**Challenge**. Go through the records underneath and write each one out again exactly.

**Given information**.
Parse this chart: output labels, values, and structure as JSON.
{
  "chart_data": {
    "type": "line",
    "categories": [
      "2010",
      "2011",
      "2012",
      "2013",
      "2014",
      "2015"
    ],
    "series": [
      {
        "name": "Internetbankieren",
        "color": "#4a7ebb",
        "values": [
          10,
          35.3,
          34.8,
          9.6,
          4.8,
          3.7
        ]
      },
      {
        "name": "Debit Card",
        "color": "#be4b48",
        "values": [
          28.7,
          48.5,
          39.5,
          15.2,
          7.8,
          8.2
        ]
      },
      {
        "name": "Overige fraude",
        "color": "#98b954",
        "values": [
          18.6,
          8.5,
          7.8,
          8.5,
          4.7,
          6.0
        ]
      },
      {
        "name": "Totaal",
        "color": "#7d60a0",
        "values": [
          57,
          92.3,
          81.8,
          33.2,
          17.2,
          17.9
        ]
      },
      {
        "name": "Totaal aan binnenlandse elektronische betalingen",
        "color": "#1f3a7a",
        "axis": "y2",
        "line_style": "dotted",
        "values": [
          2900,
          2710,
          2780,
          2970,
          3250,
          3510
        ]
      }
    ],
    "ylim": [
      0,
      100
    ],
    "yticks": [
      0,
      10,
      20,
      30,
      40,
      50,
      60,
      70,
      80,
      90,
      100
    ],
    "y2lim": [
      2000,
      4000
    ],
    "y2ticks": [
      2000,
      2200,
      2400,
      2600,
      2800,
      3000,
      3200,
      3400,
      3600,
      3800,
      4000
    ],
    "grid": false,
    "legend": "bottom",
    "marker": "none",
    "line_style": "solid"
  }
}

**Full output**.
Parse this chart: output labels, values, and structure as JSON.
{
  "chart_data": {
    "type": "line",
    "categories": [
      "2010",
      "2011",
      "2012",
      "2013",
      "2014",
      "2015"
    ],
    "series": [
      {
        "name": "Internetbankieren",
        "color": "#4a7ebb",
        "values": [
          10,
          35.3,
          34.8,
          9.6,
          4.8,
          3.7
        ]
      },
      {
        "name": "Debit Card",
        "color": "#be4b48",
        "values": [
          28.7,
          48.5,
          39.5,
          15.2,
          7.8,
          8.2
        ]
      },
      {
        "name": "Overige fraude",
        "color": "#98b954",
        "values": [
          18.6,
          8.5,
          7.8,
          8.5,
          4.7,
          6.0
        ]
      },
      {
        "name": "Totaal",
        "color": "#7d60a0",
        "values": [
          57,
          92.3,
          81.8,
          33.2,
          17.2,
          17.9
        ]
      },
      {
        "name": "Totaal aan binnenlandse elektronische betalingen",
        "color": "#1f3a7a",
        "axis": "y2",
        "line_style": "dotted",
        "values": [
          2900,
          2710,
          2780,
          2970,
          3250,
          3510
        ]
      }
    ],
    "ylim": [
      0,
      100
    ],
    "yticks": [
      0,
      10,
      20,
      30,
      40,
      50,
      60,
      70,
      80,
      90,
      100
    ],
    "y2lim": [
      2000,
      4000
    ],
    "y2ticks": [
      2000,
      2200,
      2400,
      2600,
      2800,
      3000,
      3200,
      3400,
      3600,
      3800,
      4000
    ],
    "grid": false,
    "legend": "bottom",
    "marker": "none",
    "line_style": "solid"
  }
}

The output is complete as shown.